Exercise details =>
Copy out each line containing "into" from the entries below.

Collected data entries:
>>>>

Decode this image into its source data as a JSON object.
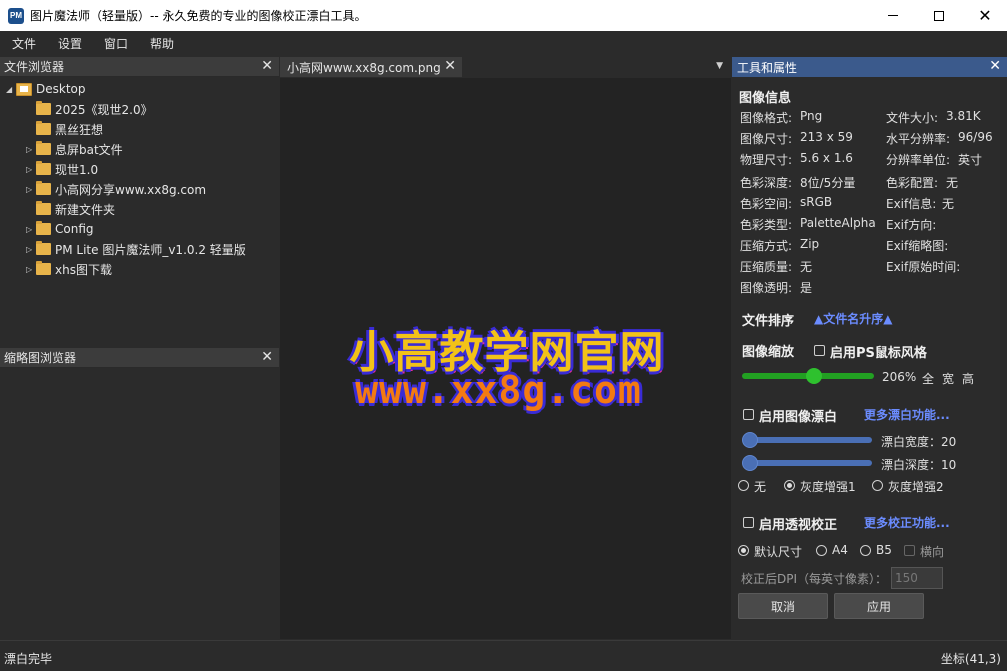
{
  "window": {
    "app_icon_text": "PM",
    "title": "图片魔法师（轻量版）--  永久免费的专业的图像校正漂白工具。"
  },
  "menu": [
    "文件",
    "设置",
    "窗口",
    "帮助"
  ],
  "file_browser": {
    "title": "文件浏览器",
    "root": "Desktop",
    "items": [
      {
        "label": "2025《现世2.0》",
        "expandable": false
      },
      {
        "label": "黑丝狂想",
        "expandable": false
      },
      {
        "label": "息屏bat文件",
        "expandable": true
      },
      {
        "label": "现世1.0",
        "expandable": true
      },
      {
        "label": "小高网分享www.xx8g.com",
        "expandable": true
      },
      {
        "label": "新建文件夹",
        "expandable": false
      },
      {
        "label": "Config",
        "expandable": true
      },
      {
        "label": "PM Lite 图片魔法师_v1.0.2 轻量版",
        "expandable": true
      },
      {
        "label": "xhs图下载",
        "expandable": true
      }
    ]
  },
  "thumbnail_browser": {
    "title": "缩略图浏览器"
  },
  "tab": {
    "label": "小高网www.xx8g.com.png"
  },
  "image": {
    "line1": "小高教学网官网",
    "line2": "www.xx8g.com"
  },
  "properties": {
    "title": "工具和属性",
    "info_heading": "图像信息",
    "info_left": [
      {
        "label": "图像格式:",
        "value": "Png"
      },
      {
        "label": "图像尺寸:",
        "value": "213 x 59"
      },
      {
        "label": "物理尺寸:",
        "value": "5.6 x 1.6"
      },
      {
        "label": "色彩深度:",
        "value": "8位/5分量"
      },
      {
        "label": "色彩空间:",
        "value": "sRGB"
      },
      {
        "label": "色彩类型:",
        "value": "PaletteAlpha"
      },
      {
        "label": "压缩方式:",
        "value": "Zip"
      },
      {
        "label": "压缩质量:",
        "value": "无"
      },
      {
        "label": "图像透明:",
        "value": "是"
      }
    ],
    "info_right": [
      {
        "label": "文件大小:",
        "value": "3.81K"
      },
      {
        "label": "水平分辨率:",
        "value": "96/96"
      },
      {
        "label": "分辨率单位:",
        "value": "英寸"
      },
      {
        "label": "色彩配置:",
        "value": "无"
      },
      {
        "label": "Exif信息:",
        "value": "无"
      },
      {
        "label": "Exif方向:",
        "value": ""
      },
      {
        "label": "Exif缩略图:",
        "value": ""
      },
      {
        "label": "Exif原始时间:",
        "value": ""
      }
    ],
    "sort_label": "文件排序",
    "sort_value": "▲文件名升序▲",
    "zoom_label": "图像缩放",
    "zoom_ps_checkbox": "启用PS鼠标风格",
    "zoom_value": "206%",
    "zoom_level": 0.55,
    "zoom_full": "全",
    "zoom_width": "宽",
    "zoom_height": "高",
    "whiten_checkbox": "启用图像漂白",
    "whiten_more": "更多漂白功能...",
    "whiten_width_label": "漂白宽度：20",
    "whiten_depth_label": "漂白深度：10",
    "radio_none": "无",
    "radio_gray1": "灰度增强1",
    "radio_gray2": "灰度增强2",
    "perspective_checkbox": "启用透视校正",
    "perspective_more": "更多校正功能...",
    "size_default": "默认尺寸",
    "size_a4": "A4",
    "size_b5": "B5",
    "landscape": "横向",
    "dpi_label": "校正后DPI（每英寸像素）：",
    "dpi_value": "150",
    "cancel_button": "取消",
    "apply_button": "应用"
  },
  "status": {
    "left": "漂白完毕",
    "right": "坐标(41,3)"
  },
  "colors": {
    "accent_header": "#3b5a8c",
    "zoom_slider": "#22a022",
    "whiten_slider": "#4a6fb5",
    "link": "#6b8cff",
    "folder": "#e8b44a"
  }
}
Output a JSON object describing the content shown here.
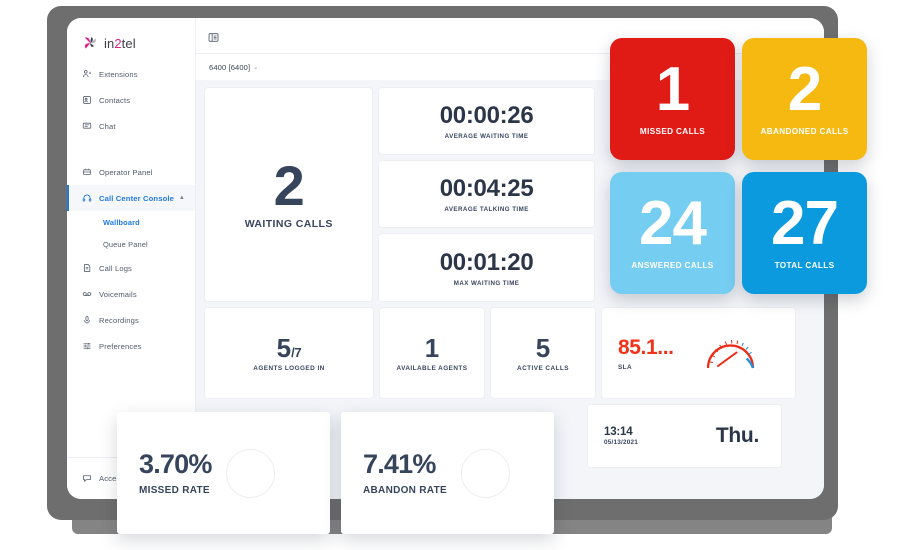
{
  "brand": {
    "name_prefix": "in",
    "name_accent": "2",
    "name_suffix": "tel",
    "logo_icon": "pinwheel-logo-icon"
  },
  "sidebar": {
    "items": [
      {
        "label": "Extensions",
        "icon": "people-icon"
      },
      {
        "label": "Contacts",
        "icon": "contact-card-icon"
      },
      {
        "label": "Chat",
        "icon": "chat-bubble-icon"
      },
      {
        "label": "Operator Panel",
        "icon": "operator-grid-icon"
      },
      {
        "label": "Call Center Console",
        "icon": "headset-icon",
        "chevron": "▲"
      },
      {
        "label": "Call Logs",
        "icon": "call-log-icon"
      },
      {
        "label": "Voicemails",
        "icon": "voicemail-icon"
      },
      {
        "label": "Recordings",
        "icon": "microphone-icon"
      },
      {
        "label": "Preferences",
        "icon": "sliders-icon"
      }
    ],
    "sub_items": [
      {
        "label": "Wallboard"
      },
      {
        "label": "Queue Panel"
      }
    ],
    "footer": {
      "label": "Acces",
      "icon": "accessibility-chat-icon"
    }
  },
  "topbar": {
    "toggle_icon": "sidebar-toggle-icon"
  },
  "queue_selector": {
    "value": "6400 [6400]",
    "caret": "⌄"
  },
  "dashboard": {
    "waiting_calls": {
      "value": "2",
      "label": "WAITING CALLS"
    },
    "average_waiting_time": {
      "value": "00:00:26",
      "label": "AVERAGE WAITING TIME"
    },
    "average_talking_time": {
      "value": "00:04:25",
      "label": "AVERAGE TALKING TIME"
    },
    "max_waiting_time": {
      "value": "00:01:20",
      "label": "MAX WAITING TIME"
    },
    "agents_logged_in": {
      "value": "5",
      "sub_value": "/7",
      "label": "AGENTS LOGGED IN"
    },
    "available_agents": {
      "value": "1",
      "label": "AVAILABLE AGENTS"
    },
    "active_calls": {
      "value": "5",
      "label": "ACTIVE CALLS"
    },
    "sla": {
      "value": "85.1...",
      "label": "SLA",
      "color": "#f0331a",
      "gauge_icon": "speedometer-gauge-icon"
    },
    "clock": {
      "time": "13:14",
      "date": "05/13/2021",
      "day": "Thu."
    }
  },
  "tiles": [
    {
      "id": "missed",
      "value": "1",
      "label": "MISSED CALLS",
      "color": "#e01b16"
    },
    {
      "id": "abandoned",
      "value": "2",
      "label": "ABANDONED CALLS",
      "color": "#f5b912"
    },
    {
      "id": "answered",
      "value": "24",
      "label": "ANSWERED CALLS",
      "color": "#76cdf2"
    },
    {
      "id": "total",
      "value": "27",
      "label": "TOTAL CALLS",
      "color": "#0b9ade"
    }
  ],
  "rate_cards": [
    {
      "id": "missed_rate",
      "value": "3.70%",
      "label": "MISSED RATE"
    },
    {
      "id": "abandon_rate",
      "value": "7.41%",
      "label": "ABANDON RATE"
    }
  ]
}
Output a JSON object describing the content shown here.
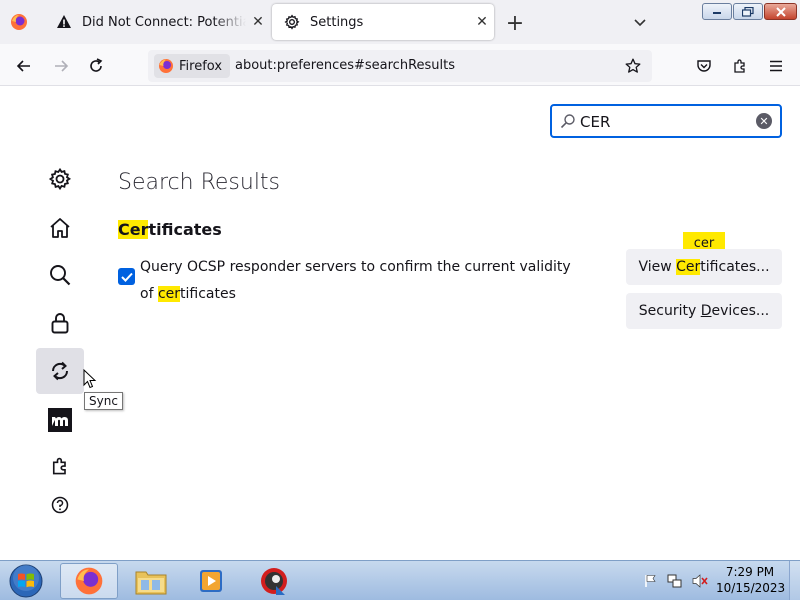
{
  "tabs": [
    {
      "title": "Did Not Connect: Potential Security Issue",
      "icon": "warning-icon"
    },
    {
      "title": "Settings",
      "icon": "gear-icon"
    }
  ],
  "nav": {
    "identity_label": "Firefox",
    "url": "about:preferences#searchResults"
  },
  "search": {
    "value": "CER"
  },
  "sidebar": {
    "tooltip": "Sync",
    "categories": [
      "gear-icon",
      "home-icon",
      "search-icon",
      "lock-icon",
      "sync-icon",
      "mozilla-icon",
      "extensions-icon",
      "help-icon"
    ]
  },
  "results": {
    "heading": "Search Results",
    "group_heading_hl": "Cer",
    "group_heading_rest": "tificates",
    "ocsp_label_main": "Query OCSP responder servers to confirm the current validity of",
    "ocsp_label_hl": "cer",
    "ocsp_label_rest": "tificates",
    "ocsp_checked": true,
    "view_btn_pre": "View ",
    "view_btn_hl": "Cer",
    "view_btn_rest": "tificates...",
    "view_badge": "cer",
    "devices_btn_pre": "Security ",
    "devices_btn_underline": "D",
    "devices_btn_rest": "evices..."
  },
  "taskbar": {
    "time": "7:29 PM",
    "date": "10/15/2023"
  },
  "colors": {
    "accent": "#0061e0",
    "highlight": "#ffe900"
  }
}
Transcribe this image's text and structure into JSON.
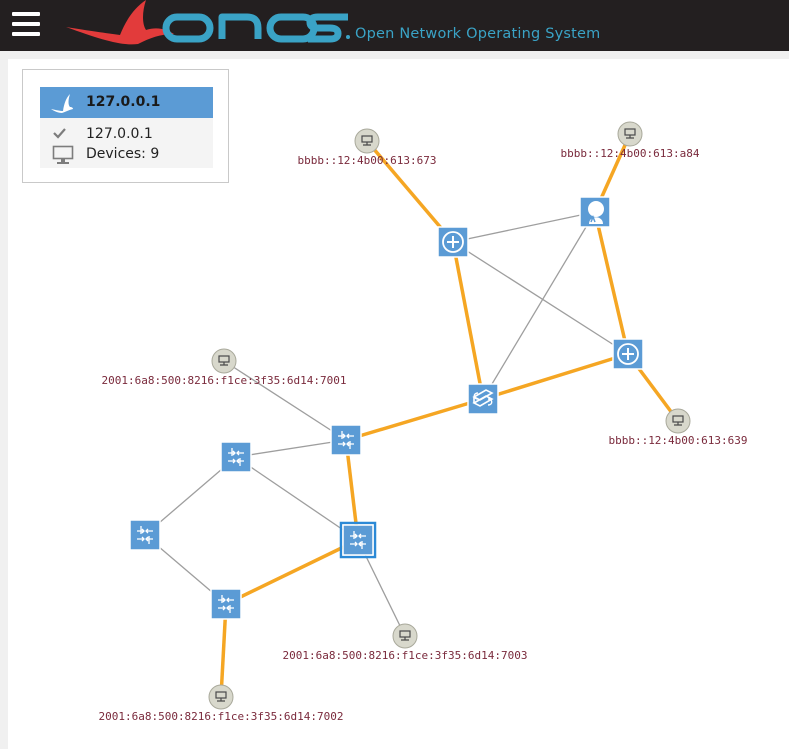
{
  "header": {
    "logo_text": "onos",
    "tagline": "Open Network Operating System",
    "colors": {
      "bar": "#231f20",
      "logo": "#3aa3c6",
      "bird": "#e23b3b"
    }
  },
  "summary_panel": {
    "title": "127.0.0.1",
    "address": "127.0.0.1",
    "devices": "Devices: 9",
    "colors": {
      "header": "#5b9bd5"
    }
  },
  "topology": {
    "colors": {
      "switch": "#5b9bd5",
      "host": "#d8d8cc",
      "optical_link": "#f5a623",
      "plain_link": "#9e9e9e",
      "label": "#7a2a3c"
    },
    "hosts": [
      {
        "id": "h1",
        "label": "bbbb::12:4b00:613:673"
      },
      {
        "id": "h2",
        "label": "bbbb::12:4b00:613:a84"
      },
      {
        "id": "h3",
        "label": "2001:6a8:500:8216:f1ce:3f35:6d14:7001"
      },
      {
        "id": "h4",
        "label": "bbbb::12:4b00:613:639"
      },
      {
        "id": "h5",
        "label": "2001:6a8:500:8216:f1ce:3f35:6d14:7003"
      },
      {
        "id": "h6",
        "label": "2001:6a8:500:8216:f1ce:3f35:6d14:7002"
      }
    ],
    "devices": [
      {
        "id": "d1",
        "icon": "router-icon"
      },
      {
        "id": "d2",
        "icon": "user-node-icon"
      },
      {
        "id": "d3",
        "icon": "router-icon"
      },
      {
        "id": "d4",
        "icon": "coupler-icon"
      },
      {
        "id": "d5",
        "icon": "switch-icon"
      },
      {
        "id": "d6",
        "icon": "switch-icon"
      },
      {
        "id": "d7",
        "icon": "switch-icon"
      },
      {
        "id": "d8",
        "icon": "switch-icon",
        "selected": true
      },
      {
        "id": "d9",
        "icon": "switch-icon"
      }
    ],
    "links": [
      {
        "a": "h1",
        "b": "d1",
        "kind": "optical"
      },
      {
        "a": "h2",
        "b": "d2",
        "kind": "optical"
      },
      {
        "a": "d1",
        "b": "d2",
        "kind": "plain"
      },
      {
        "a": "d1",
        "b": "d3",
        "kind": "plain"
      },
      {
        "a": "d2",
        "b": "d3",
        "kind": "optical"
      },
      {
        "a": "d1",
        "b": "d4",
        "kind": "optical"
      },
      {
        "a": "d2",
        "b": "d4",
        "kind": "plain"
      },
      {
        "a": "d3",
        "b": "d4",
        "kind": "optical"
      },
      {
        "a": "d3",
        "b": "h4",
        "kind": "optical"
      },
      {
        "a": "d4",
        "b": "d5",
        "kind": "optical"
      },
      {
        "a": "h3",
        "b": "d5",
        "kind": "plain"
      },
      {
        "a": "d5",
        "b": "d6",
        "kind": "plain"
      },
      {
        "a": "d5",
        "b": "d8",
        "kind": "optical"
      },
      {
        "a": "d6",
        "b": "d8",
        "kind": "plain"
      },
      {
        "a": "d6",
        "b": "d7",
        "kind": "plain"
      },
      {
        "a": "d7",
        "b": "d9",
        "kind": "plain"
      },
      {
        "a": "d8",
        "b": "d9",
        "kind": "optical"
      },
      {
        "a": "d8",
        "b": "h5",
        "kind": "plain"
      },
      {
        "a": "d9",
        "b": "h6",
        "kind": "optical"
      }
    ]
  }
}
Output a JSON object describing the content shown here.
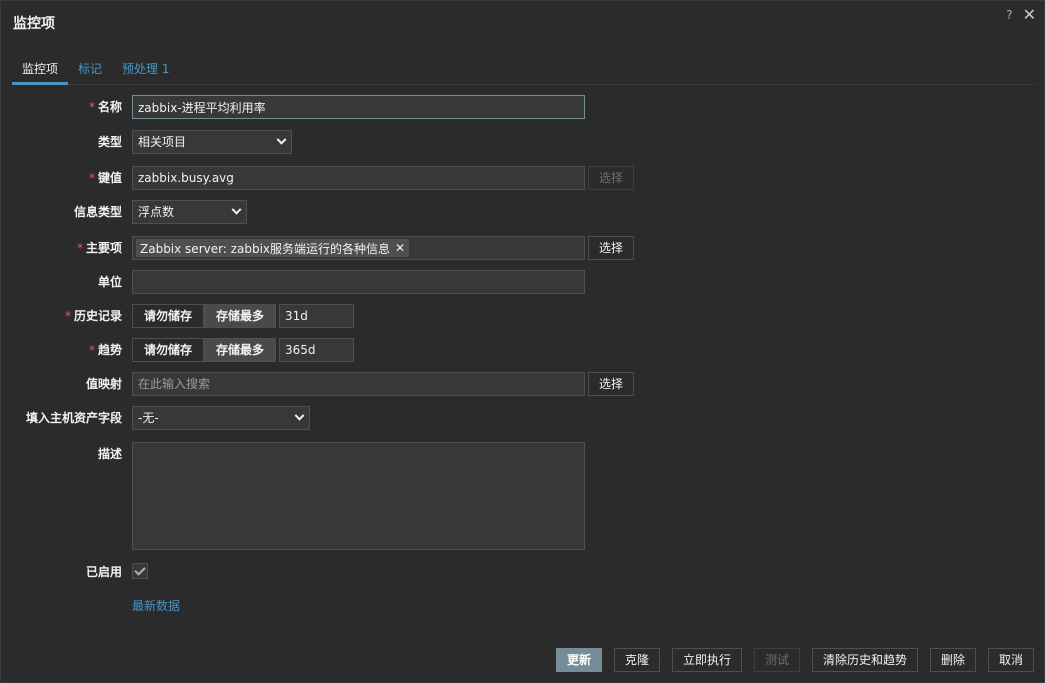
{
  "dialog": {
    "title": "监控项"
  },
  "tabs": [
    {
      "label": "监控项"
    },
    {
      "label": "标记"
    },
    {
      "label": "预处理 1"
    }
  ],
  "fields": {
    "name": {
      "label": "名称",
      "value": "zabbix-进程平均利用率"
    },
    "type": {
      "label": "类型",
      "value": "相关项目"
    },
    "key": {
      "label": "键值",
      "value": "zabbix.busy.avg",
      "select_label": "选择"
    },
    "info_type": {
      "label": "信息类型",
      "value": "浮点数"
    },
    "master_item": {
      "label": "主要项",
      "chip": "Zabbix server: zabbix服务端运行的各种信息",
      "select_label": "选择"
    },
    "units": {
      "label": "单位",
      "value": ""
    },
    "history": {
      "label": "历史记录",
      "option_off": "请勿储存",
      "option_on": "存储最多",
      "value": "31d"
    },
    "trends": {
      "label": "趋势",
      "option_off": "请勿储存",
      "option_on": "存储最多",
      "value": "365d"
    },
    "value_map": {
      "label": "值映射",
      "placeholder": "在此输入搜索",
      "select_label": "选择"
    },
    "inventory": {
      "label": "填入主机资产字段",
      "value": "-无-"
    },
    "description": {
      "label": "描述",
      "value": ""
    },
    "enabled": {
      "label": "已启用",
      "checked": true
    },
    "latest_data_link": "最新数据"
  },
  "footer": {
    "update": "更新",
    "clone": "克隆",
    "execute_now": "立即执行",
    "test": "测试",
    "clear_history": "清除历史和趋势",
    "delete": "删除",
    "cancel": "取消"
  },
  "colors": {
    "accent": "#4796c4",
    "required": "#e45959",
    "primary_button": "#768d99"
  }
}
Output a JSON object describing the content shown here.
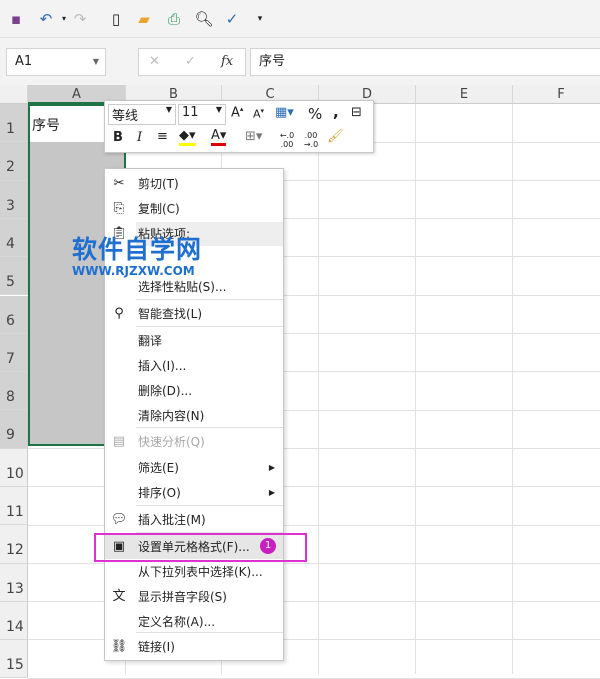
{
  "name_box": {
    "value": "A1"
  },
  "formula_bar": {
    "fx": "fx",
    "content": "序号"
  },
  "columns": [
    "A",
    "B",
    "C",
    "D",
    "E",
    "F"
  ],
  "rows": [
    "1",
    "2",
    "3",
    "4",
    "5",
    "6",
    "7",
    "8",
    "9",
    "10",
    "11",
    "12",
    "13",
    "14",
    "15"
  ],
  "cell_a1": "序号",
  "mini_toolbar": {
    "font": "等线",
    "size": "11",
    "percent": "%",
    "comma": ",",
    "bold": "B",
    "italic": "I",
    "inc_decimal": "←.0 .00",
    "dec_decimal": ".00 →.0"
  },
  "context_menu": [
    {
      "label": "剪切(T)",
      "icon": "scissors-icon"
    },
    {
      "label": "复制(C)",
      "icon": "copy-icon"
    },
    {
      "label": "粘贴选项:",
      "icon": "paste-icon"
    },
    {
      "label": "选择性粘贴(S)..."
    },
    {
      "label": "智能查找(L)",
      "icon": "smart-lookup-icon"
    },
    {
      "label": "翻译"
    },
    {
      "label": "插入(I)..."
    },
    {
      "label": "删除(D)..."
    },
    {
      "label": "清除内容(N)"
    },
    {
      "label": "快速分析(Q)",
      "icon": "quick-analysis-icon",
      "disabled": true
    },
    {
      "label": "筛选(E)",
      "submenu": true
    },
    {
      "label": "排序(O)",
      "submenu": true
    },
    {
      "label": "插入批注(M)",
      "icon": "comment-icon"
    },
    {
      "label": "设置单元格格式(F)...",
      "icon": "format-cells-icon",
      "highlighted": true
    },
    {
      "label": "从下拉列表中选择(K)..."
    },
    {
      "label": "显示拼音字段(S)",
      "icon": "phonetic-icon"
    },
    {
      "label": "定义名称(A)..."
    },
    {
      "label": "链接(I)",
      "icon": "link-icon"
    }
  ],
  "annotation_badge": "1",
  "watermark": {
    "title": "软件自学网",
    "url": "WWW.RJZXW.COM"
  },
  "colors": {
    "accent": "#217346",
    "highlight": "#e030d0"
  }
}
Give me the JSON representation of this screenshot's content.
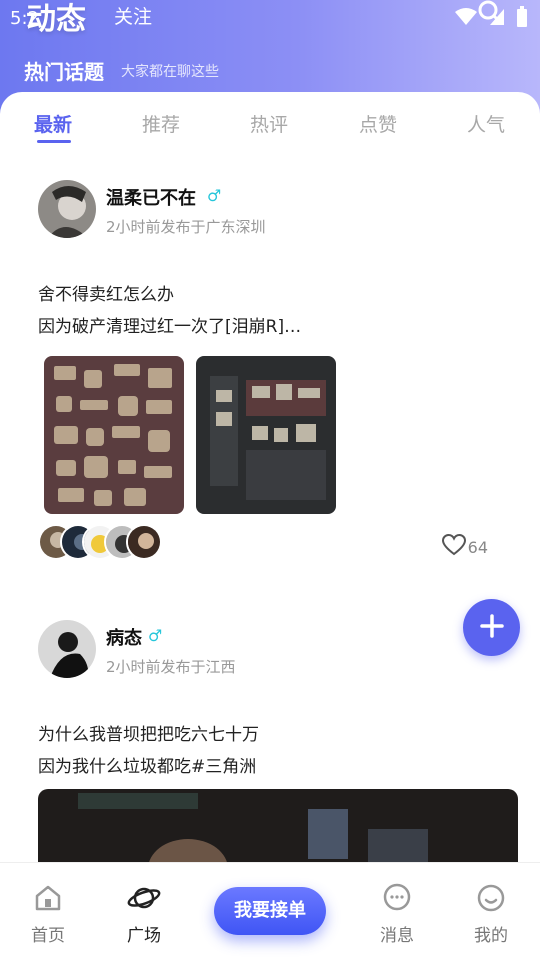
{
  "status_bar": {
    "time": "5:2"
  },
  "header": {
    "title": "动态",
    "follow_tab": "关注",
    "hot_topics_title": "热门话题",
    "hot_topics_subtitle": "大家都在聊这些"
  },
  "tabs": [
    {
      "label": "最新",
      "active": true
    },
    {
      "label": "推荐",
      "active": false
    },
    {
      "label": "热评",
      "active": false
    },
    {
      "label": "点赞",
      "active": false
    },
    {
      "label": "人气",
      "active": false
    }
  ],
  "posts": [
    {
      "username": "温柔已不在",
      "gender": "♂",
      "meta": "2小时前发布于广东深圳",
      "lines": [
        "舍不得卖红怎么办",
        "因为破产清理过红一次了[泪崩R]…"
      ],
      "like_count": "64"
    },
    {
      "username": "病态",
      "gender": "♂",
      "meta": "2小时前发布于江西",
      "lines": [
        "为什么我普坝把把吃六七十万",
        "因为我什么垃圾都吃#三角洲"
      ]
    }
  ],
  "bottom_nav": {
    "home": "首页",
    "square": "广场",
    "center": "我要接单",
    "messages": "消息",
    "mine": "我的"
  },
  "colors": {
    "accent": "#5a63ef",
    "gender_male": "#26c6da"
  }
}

<<<<

Exercise solution =>
Decode this image into its source data as a JSON object.
Transcribe this image's text and structure into JSON.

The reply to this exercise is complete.